● **EXERCISE INSTRUCTIONS**: Print the listing below in its entirety, character for character.

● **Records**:
[START]

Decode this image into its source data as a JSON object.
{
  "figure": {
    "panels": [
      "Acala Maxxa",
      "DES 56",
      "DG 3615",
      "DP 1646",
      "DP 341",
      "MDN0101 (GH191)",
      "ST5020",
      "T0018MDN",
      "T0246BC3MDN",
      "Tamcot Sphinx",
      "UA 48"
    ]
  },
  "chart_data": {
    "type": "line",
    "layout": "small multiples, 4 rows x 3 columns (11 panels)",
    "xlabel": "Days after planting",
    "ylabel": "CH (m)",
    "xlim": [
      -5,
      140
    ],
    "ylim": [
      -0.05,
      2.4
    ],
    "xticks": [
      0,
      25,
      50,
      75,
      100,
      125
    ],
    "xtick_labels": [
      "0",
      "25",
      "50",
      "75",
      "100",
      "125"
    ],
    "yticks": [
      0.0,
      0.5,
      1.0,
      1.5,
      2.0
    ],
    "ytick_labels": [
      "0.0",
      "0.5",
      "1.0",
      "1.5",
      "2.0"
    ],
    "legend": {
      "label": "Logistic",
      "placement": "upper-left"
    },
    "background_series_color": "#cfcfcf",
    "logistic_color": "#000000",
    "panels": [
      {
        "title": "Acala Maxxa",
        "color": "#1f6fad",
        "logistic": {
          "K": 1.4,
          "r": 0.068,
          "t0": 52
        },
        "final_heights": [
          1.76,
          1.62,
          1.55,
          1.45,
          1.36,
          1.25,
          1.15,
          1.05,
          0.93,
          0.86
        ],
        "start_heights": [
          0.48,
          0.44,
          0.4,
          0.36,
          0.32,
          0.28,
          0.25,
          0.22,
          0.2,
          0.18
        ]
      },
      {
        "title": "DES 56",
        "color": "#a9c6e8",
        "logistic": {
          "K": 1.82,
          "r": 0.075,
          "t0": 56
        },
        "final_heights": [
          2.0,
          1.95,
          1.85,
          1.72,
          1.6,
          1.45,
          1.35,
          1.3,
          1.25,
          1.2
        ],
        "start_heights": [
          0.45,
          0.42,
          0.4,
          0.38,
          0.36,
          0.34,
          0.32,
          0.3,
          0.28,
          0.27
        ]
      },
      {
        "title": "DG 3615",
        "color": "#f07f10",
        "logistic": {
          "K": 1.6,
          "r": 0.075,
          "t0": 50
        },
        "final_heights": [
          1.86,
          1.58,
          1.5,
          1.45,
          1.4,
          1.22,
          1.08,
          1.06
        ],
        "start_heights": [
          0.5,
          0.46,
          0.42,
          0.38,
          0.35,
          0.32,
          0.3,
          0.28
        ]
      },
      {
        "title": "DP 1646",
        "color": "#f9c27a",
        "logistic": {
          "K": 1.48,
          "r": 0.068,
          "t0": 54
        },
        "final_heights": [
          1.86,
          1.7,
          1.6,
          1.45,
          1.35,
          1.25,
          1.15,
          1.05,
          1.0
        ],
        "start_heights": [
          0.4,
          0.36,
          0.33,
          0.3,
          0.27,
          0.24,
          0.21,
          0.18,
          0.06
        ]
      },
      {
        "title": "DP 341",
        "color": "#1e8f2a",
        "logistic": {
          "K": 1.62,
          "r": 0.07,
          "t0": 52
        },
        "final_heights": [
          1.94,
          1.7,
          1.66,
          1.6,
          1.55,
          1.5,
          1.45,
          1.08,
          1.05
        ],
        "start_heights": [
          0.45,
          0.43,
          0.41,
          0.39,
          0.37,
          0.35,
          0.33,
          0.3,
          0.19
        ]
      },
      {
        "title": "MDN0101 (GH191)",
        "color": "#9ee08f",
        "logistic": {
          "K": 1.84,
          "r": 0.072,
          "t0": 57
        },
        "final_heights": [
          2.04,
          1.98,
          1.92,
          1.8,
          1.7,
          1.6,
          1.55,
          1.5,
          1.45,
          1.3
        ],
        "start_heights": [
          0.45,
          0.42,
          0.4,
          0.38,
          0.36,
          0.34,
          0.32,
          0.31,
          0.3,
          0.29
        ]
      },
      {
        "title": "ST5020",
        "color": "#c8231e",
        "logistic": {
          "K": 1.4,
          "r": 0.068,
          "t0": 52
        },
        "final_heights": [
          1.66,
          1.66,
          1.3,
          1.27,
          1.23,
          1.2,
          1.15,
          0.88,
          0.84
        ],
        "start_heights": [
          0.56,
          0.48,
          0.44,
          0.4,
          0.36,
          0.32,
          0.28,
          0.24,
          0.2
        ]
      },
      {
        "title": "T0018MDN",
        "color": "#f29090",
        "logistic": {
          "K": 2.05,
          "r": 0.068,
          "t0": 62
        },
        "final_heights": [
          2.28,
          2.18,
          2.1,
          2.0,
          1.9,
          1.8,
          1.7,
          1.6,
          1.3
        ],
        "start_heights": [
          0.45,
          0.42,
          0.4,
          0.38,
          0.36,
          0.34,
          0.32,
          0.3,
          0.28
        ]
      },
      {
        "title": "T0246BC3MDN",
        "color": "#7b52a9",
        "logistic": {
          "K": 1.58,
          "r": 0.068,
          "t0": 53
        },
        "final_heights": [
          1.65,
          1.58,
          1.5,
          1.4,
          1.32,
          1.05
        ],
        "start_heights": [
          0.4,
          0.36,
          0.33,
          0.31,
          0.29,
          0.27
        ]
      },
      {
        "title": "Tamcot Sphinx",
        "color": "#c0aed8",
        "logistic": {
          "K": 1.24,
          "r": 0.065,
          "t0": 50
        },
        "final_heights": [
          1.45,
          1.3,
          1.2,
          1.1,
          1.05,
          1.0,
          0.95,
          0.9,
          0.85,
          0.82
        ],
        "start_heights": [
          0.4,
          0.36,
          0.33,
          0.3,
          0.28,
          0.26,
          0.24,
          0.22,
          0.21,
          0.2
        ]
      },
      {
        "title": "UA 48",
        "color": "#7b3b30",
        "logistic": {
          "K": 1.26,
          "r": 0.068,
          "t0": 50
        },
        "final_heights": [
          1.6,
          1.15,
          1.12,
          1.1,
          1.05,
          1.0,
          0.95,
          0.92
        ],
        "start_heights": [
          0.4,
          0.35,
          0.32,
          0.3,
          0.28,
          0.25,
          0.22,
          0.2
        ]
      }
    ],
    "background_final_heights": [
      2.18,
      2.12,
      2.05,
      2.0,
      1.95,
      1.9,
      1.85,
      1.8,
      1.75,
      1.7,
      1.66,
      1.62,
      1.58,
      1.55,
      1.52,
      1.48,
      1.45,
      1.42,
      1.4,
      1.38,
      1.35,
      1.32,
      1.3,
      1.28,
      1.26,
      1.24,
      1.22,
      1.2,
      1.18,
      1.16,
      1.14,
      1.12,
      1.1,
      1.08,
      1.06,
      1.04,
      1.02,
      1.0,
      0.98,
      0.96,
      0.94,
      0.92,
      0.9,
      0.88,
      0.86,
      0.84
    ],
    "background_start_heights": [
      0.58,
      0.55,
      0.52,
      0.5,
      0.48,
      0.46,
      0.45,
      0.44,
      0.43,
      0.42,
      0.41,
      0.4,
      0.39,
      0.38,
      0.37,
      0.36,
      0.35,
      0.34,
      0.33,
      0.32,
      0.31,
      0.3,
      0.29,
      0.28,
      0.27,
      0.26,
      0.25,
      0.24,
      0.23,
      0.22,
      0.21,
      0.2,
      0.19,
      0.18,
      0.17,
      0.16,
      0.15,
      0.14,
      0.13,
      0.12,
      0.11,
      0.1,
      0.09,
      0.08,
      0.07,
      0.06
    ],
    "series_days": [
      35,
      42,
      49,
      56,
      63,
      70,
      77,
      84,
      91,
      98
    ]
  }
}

[END]

● **RESPONSE TO THIS TASK**:
Decode this image into its source data as a JSON object.
{
  "figure": {
    "panels": [
      "Acala Maxxa",
      "DES 56",
      "DG 3615",
      "DP 1646",
      "DP 341",
      "MDN0101 (GH191)",
      "ST5020",
      "T0018MDN",
      "T0246BC3MDN",
      "Tamcot Sphinx",
      "UA 48"
    ]
  },
  "chart_data": {
    "type": "line",
    "layout": "small multiples, 4 rows x 3 columns (11 panels)",
    "xlabel": "Days after planting",
    "ylabel": "CH (m)",
    "xlim": [
      -5,
      140
    ],
    "ylim": [
      -0.05,
      2.4
    ],
    "xticks": [
      0,
      25,
      50,
      75,
      100,
      125
    ],
    "xtick_labels": [
      "0",
      "25",
      "50",
      "75",
      "100",
      "125"
    ],
    "yticks": [
      0.0,
      0.5,
      1.0,
      1.5,
      2.0
    ],
    "ytick_labels": [
      "0.0",
      "0.5",
      "1.0",
      "1.5",
      "2.0"
    ],
    "legend": {
      "label": "Logistic",
      "placement": "upper-left"
    },
    "background_series_color": "#cfcfcf",
    "logistic_color": "#000000",
    "panels": [
      {
        "title": "Acala Maxxa",
        "color": "#1f6fad",
        "logistic": {
          "K": 1.4,
          "r": 0.068,
          "t0": 52
        },
        "final_heights": [
          1.76,
          1.62,
          1.55,
          1.45,
          1.36,
          1.25,
          1.15,
          1.05,
          0.93,
          0.86
        ],
        "start_heights": [
          0.48,
          0.44,
          0.4,
          0.36,
          0.32,
          0.28,
          0.25,
          0.22,
          0.2,
          0.18
        ]
      },
      {
        "title": "DES 56",
        "color": "#a9c6e8",
        "logistic": {
          "K": 1.82,
          "r": 0.075,
          "t0": 56
        },
        "final_heights": [
          2.0,
          1.95,
          1.85,
          1.72,
          1.6,
          1.45,
          1.35,
          1.3,
          1.25,
          1.2
        ],
        "start_heights": [
          0.45,
          0.42,
          0.4,
          0.38,
          0.36,
          0.34,
          0.32,
          0.3,
          0.28,
          0.27
        ]
      },
      {
        "title": "DG 3615",
        "color": "#f07f10",
        "logistic": {
          "K": 1.6,
          "r": 0.075,
          "t0": 50
        },
        "final_heights": [
          1.86,
          1.58,
          1.5,
          1.45,
          1.4,
          1.22,
          1.08,
          1.06
        ],
        "start_heights": [
          0.5,
          0.46,
          0.42,
          0.38,
          0.35,
          0.32,
          0.3,
          0.28
        ]
      },
      {
        "title": "DP 1646",
        "color": "#f9c27a",
        "logistic": {
          "K": 1.48,
          "r": 0.068,
          "t0": 54
        },
        "final_heights": [
          1.86,
          1.7,
          1.6,
          1.45,
          1.35,
          1.25,
          1.15,
          1.05,
          1.0
        ],
        "start_heights": [
          0.4,
          0.36,
          0.33,
          0.3,
          0.27,
          0.24,
          0.21,
          0.18,
          0.06
        ]
      },
      {
        "title": "DP 341",
        "color": "#1e8f2a",
        "logistic": {
          "K": 1.62,
          "r": 0.07,
          "t0": 52
        },
        "final_heights": [
          1.94,
          1.7,
          1.66,
          1.6,
          1.55,
          1.5,
          1.45,
          1.08,
          1.05
        ],
        "start_heights": [
          0.45,
          0.43,
          0.41,
          0.39,
          0.37,
          0.35,
          0.33,
          0.3,
          0.19
        ]
      },
      {
        "title": "MDN0101 (GH191)",
        "color": "#9ee08f",
        "logistic": {
          "K": 1.84,
          "r": 0.072,
          "t0": 57
        },
        "final_heights": [
          2.04,
          1.98,
          1.92,
          1.8,
          1.7,
          1.6,
          1.55,
          1.5,
          1.45,
          1.3
        ],
        "start_heights": [
          0.45,
          0.42,
          0.4,
          0.38,
          0.36,
          0.34,
          0.32,
          0.31,
          0.3,
          0.29
        ]
      },
      {
        "title": "ST5020",
        "color": "#c8231e",
        "logistic": {
          "K": 1.4,
          "r": 0.068,
          "t0": 52
        },
        "final_heights": [
          1.66,
          1.66,
          1.3,
          1.27,
          1.23,
          1.2,
          1.15,
          0.88,
          0.84
        ],
        "start_heights": [
          0.56,
          0.48,
          0.44,
          0.4,
          0.36,
          0.32,
          0.28,
          0.24,
          0.2
        ]
      },
      {
        "title": "T0018MDN",
        "color": "#f29090",
        "logistic": {
          "K": 2.05,
          "r": 0.068,
          "t0": 62
        },
        "final_heights": [
          2.28,
          2.18,
          2.1,
          2.0,
          1.9,
          1.8,
          1.7,
          1.6,
          1.3
        ],
        "start_heights": [
          0.45,
          0.42,
          0.4,
          0.38,
          0.36,
          0.34,
          0.32,
          0.3,
          0.28
        ]
      },
      {
        "title": "T0246BC3MDN",
        "color": "#7b52a9",
        "logistic": {
          "K": 1.58,
          "r": 0.068,
          "t0": 53
        },
        "final_heights": [
          1.65,
          1.58,
          1.5,
          1.4,
          1.32,
          1.05
        ],
        "start_heights": [
          0.4,
          0.36,
          0.33,
          0.31,
          0.29,
          0.27
        ]
      },
      {
        "title": "Tamcot Sphinx",
        "color": "#c0aed8",
        "logistic": {
          "K": 1.24,
          "r": 0.065,
          "t0": 50
        },
        "final_heights": [
          1.45,
          1.3,
          1.2,
          1.1,
          1.05,
          1.0,
          0.95,
          0.9,
          0.85,
          0.82
        ],
        "start_heights": [
          0.4,
          0.36,
          0.33,
          0.3,
          0.28,
          0.26,
          0.24,
          0.22,
          0.21,
          0.2
        ]
      },
      {
        "title": "UA 48",
        "color": "#7b3b30",
        "logistic": {
          "K": 1.26,
          "r": 0.068,
          "t0": 50
        },
        "final_heights": [
          1.6,
          1.15,
          1.12,
          1.1,
          1.05,
          1.0,
          0.95,
          0.92
        ],
        "start_heights": [
          0.4,
          0.35,
          0.32,
          0.3,
          0.28,
          0.25,
          0.22,
          0.2
        ]
      }
    ],
    "background_final_heights": [
      2.18,
      2.12,
      2.05,
      2.0,
      1.95,
      1.9,
      1.85,
      1.8,
      1.75,
      1.7,
      1.66,
      1.62,
      1.58,
      1.55,
      1.52,
      1.48,
      1.45,
      1.42,
      1.4,
      1.38,
      1.35,
      1.32,
      1.3,
      1.28,
      1.26,
      1.24,
      1.22,
      1.2,
      1.18,
      1.16,
      1.14,
      1.12,
      1.1,
      1.08,
      1.06,
      1.04,
      1.02,
      1.0,
      0.98,
      0.96,
      0.94,
      0.92,
      0.9,
      0.88,
      0.86,
      0.84
    ],
    "background_start_heights": [
      0.58,
      0.55,
      0.52,
      0.5,
      0.48,
      0.46,
      0.45,
      0.44,
      0.43,
      0.42,
      0.41,
      0.4,
      0.39,
      0.38,
      0.37,
      0.36,
      0.35,
      0.34,
      0.33,
      0.32,
      0.31,
      0.3,
      0.29,
      0.28,
      0.27,
      0.26,
      0.25,
      0.24,
      0.23,
      0.22,
      0.21,
      0.2,
      0.19,
      0.18,
      0.17,
      0.16,
      0.15,
      0.14,
      0.13,
      0.12,
      0.11,
      0.1,
      0.09,
      0.08,
      0.07,
      0.06
    ],
    "series_days": [
      35,
      42,
      49,
      56,
      63,
      70,
      77,
      84,
      91,
      98
    ]
  }
}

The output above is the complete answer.